### TASK INPUT

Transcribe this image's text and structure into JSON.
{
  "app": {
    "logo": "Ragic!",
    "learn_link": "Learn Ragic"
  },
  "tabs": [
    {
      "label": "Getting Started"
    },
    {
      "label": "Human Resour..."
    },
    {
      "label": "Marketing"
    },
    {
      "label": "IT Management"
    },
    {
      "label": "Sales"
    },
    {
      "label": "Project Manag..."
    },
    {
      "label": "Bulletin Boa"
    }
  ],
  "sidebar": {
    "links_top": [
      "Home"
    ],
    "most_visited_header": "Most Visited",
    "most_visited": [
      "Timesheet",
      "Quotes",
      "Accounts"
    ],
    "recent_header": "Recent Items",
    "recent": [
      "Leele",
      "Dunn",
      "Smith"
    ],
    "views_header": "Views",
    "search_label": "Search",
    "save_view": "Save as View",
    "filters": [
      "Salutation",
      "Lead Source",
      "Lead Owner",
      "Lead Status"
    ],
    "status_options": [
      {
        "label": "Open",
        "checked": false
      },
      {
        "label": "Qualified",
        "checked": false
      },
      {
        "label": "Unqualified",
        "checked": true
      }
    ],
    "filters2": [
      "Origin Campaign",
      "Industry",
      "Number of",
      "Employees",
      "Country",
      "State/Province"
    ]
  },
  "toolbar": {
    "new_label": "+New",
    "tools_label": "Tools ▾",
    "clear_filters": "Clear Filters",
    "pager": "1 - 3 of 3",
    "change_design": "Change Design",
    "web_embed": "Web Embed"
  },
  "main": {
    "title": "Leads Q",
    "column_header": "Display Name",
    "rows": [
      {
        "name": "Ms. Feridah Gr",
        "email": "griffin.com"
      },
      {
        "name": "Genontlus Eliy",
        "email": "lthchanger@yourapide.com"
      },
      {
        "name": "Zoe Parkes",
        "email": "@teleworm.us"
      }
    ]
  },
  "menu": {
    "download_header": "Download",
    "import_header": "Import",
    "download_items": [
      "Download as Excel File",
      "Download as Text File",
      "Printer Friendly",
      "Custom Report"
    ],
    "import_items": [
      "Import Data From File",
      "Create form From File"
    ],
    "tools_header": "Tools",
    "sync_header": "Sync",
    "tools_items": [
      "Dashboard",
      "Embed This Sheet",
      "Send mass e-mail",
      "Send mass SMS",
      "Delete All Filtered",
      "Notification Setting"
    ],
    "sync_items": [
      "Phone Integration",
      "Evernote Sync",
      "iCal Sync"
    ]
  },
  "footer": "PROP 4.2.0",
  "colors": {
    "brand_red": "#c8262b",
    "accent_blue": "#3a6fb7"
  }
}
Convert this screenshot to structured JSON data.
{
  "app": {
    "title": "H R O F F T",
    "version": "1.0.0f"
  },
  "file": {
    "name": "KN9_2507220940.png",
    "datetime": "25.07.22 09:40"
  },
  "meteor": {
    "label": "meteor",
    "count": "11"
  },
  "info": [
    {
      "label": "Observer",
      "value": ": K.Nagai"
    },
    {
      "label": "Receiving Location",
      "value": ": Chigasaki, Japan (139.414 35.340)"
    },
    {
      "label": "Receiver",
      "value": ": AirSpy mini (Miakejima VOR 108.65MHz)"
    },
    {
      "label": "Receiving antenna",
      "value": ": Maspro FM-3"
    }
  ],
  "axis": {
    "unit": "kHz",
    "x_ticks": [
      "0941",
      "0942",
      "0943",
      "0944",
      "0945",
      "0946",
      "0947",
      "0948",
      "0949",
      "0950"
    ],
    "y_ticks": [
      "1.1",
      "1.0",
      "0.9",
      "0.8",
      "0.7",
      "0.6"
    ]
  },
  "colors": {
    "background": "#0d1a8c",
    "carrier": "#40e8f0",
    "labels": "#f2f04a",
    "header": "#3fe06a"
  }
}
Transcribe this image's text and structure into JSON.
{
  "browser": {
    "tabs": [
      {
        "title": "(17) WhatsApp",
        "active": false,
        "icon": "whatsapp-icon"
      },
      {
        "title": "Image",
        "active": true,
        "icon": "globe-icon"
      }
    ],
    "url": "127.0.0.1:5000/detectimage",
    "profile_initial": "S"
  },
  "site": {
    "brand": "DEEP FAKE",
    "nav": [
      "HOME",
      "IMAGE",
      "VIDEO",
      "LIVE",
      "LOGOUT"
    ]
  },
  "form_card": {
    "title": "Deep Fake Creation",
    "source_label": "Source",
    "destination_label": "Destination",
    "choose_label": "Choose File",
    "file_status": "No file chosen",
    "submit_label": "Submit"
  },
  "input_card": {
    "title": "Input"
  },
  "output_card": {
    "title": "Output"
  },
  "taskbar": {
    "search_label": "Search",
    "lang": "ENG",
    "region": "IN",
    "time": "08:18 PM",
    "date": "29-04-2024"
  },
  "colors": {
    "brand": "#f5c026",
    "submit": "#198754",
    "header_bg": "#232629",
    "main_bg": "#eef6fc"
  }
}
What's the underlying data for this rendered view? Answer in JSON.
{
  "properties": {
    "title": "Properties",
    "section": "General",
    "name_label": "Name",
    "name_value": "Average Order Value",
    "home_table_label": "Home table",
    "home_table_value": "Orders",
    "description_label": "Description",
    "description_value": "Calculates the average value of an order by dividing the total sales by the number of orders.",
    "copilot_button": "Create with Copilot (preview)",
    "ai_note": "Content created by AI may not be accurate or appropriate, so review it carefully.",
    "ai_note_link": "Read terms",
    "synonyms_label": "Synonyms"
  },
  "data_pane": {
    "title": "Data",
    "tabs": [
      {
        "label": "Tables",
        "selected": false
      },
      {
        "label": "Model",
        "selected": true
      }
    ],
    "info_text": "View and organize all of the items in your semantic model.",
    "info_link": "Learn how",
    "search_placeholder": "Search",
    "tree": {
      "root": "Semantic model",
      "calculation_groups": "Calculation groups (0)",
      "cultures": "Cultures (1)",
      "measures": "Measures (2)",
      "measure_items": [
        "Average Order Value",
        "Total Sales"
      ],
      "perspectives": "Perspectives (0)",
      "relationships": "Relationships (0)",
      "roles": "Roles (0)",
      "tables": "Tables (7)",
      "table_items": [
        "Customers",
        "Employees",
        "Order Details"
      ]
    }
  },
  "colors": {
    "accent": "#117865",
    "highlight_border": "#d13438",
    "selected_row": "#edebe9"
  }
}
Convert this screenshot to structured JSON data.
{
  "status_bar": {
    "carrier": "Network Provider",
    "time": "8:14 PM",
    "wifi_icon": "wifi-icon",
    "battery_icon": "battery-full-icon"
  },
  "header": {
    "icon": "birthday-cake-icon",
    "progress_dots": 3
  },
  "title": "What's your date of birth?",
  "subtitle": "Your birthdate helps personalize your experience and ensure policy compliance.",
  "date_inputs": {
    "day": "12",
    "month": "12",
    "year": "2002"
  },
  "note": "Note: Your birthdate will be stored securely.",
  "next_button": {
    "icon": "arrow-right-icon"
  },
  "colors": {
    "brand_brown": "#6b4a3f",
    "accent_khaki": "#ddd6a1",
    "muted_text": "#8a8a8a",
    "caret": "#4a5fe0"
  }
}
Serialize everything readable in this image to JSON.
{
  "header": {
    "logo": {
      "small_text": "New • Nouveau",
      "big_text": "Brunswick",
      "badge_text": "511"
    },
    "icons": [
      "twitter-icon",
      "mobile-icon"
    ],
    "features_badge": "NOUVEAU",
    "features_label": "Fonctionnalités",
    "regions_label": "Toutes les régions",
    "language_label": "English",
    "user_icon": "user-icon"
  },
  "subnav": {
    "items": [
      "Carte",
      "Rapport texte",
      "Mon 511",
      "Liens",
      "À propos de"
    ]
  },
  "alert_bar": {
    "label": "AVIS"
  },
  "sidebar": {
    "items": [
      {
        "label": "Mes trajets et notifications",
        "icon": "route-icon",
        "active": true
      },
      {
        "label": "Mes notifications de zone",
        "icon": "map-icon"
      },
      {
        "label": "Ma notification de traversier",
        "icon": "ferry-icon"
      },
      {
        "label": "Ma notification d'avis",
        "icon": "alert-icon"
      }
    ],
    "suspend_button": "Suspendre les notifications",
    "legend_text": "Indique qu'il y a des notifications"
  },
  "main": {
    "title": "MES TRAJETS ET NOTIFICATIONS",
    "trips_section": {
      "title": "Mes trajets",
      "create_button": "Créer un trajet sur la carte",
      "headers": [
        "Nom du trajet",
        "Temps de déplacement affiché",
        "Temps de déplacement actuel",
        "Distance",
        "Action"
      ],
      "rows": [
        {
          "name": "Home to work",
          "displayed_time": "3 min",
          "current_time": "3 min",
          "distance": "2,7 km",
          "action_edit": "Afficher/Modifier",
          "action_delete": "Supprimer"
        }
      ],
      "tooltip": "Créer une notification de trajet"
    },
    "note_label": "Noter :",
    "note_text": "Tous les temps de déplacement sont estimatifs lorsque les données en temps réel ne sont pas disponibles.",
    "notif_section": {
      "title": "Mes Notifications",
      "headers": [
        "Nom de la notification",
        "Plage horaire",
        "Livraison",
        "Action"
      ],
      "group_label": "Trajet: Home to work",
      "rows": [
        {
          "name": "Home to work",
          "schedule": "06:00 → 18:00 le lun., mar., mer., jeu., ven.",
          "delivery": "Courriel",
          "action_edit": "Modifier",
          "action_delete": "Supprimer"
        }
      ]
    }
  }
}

######

Tally up the lines holding the string "Créer" in this listing, and report the total alone.

2